Data records
══════

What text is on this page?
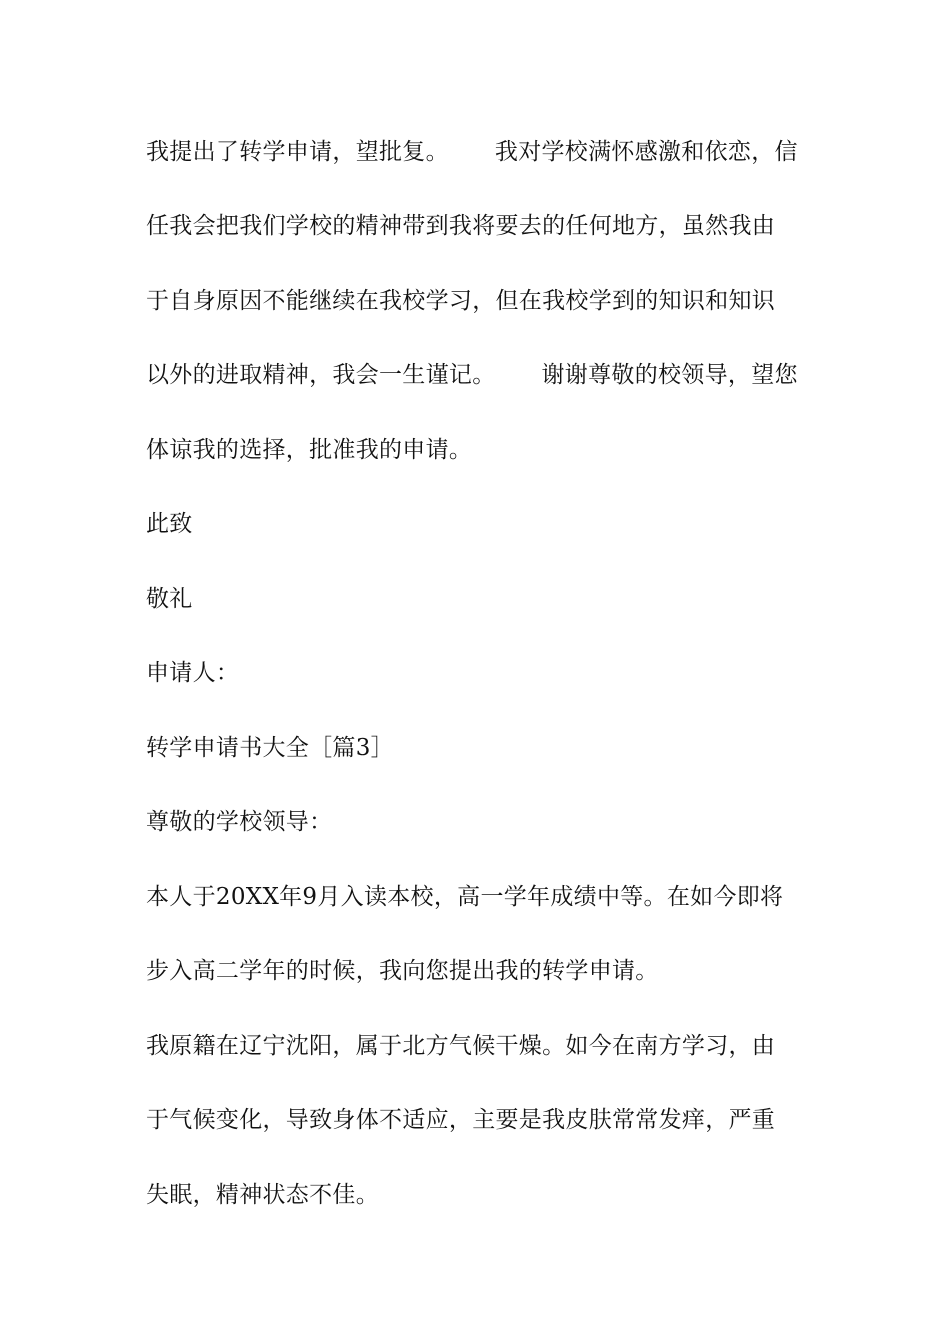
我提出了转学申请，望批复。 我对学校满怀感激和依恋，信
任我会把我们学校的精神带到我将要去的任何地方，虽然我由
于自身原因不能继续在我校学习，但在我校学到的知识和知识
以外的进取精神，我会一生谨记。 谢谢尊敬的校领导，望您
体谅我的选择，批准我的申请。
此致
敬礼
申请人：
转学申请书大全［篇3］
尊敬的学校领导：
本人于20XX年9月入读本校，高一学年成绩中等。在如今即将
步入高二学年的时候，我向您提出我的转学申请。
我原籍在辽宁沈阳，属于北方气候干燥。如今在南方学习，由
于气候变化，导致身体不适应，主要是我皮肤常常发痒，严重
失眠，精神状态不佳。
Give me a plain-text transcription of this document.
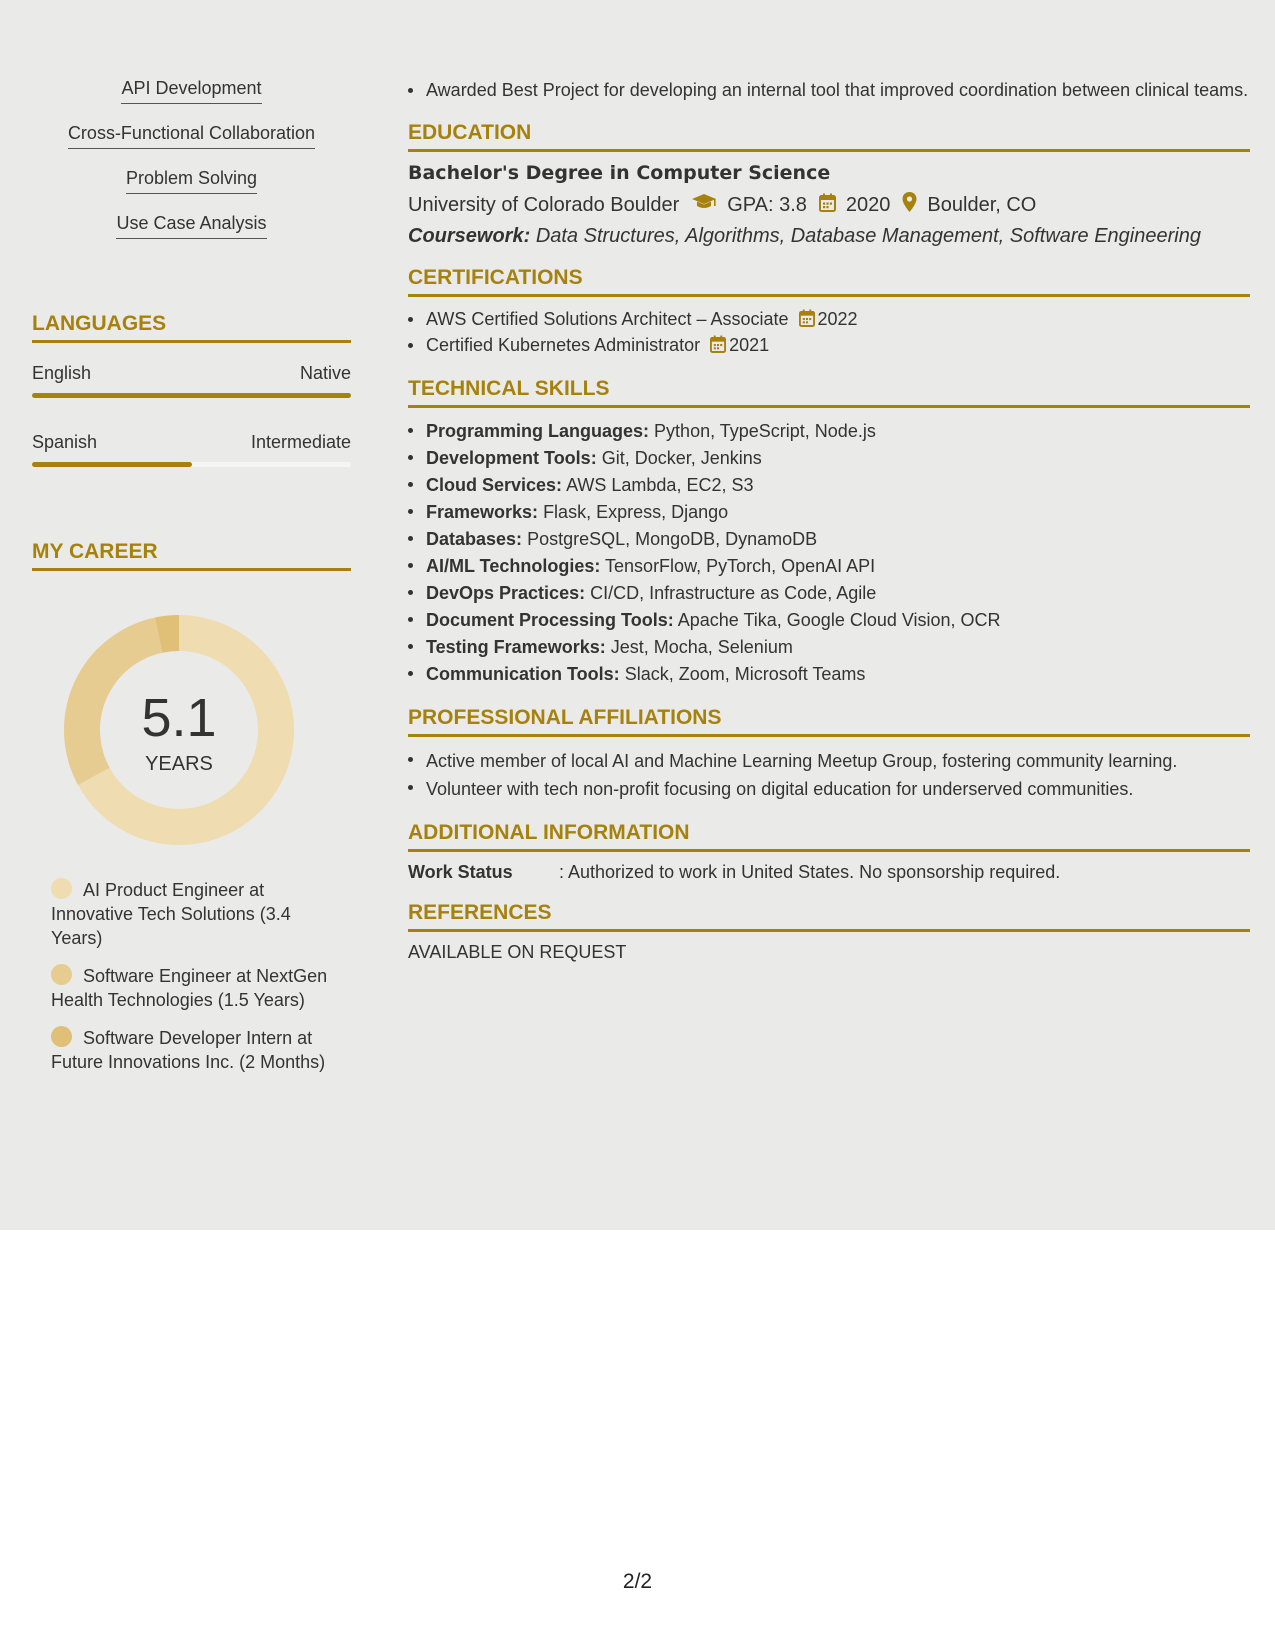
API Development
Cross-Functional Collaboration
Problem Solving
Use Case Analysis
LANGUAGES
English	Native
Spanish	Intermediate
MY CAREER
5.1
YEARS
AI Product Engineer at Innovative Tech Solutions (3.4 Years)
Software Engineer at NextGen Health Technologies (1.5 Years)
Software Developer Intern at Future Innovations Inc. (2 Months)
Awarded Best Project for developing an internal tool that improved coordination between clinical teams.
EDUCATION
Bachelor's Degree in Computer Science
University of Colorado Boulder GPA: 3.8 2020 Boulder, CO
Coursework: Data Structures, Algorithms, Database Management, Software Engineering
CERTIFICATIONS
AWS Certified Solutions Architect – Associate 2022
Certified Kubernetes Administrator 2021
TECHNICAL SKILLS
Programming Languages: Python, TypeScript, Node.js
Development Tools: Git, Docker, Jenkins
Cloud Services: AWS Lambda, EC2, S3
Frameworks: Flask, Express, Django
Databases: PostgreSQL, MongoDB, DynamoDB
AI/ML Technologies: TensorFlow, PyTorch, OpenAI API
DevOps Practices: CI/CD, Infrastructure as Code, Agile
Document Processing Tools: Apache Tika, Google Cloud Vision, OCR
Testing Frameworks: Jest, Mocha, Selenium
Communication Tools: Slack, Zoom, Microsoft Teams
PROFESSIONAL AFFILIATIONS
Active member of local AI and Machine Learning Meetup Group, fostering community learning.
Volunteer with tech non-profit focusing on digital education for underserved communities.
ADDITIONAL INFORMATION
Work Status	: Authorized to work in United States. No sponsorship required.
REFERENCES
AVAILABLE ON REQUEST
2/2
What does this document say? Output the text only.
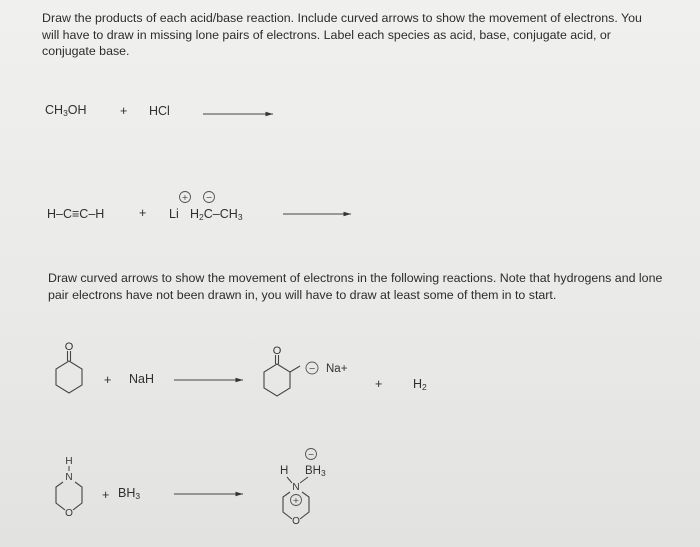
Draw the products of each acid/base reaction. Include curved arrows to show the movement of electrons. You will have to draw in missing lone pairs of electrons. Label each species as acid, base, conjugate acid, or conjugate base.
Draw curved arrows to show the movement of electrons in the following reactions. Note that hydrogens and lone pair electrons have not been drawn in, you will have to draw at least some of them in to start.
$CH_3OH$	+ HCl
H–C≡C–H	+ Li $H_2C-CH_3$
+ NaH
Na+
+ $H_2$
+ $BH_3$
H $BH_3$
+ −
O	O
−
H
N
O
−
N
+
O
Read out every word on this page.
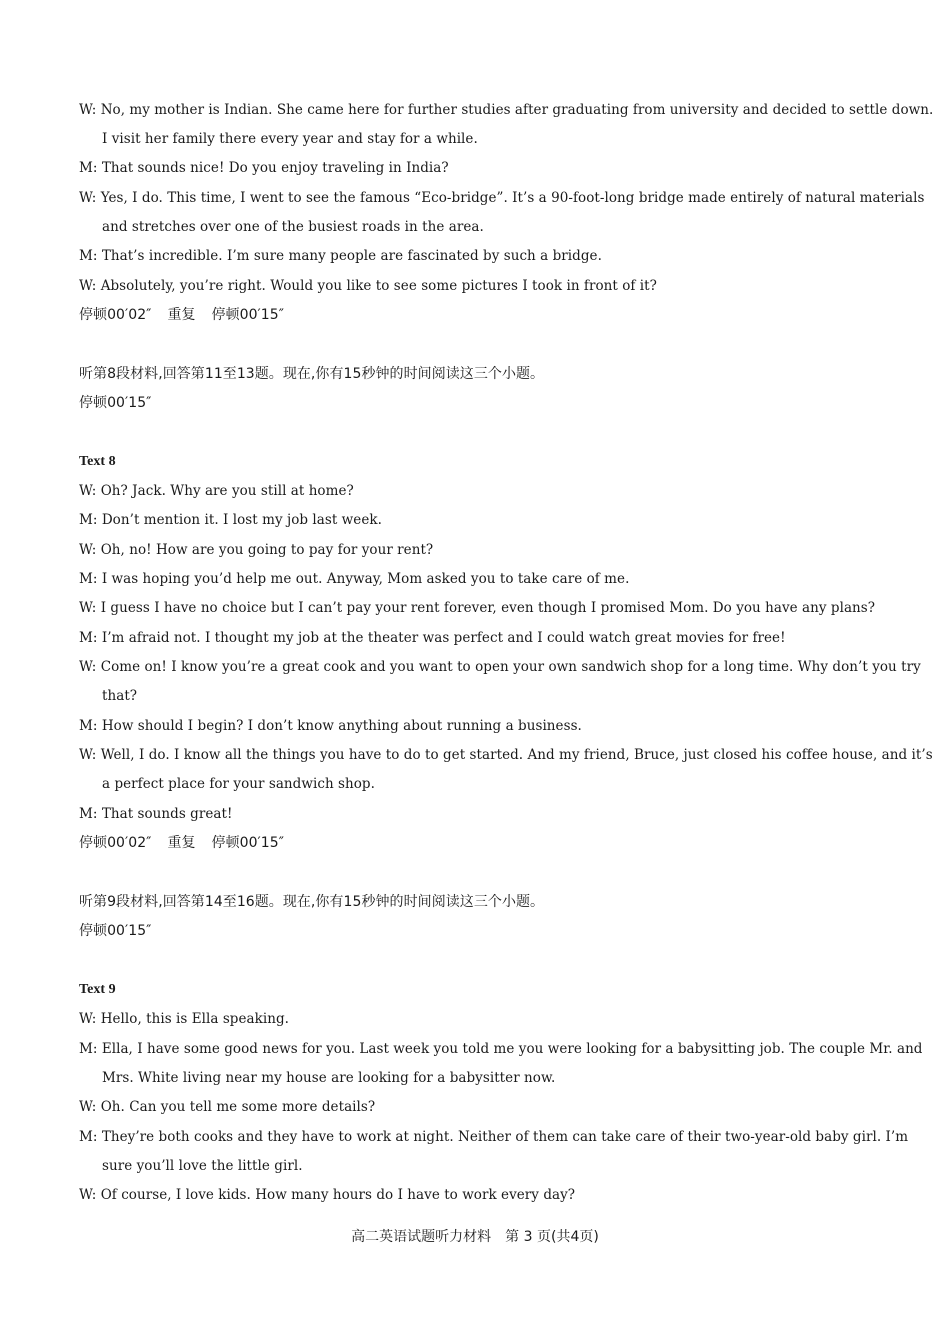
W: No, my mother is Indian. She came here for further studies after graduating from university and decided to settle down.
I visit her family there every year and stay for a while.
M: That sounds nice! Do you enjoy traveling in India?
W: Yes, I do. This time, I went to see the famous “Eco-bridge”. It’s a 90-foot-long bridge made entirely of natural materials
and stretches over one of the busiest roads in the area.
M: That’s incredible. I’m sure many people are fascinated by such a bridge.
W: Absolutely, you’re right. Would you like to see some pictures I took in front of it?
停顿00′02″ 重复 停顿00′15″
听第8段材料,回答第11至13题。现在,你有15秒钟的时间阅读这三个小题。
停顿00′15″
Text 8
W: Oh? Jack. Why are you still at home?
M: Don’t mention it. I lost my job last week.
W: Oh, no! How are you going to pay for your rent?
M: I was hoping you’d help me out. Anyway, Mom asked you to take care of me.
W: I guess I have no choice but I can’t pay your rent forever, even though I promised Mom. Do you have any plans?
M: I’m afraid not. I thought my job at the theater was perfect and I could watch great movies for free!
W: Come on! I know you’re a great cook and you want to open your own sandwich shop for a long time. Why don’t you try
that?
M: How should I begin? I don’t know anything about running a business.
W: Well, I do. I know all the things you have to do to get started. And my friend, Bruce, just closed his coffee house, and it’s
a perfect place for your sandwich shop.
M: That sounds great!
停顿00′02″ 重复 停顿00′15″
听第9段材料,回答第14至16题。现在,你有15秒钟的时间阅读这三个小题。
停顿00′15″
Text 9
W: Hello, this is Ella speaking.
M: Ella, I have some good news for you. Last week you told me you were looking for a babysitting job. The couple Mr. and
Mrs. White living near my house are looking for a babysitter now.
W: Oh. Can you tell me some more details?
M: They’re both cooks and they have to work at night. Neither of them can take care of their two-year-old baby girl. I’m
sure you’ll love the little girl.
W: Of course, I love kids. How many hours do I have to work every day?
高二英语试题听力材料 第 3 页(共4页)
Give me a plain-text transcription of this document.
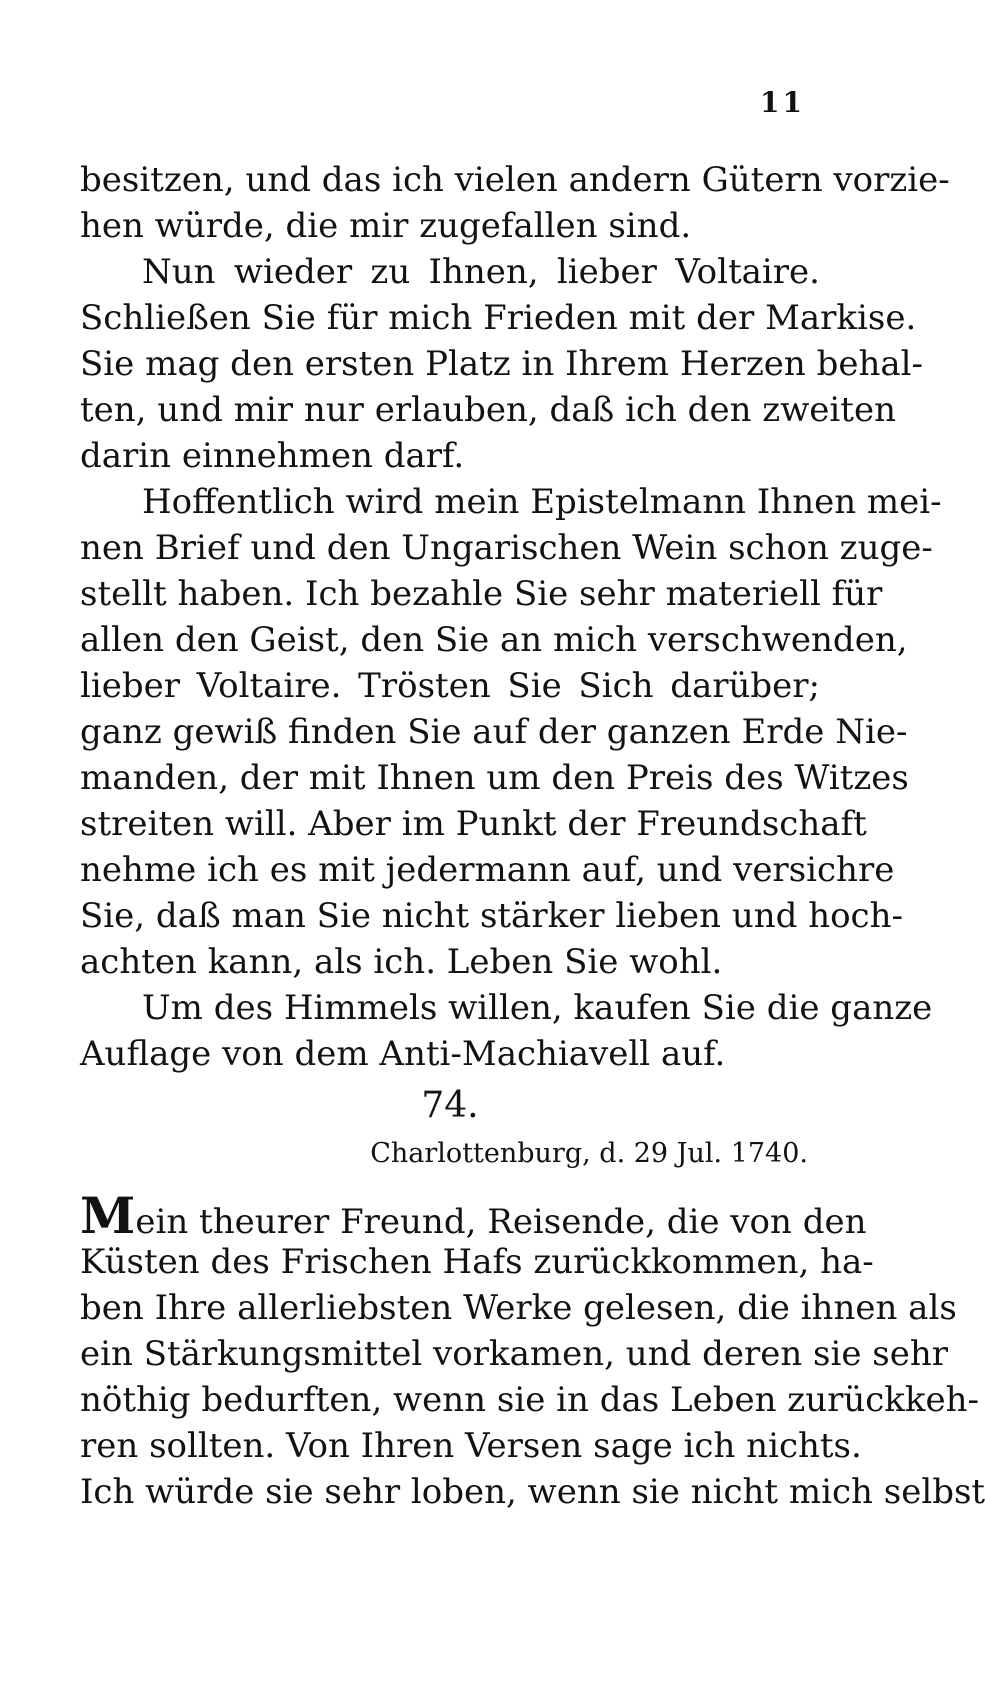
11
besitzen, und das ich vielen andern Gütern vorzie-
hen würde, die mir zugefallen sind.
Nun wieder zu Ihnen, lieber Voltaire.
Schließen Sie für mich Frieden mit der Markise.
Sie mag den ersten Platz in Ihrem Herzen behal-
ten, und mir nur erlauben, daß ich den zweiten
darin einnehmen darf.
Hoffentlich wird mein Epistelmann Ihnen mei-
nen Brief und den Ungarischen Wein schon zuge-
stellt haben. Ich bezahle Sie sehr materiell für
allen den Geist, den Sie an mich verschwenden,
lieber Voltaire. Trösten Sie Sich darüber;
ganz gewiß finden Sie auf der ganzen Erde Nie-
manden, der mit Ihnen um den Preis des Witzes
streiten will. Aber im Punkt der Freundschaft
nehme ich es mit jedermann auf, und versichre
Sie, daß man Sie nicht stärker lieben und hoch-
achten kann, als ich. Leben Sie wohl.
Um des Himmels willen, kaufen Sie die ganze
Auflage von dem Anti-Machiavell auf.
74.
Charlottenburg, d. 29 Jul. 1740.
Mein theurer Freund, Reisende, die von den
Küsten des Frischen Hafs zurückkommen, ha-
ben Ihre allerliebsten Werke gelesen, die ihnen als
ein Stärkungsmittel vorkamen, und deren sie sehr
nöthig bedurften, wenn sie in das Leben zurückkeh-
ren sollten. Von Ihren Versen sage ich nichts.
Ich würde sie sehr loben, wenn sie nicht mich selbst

══════

WHAT IS EXPECTED
Check each line of the records above for the string "sehr", and report every line that has it.

ANSWER TO THE TASK
stellt haben. Ich bezahle Sie sehr materiell für
ein Stärkungsmittel vorkamen, und deren sie sehr
Ich würde sie sehr loben, wenn sie nicht mich selbst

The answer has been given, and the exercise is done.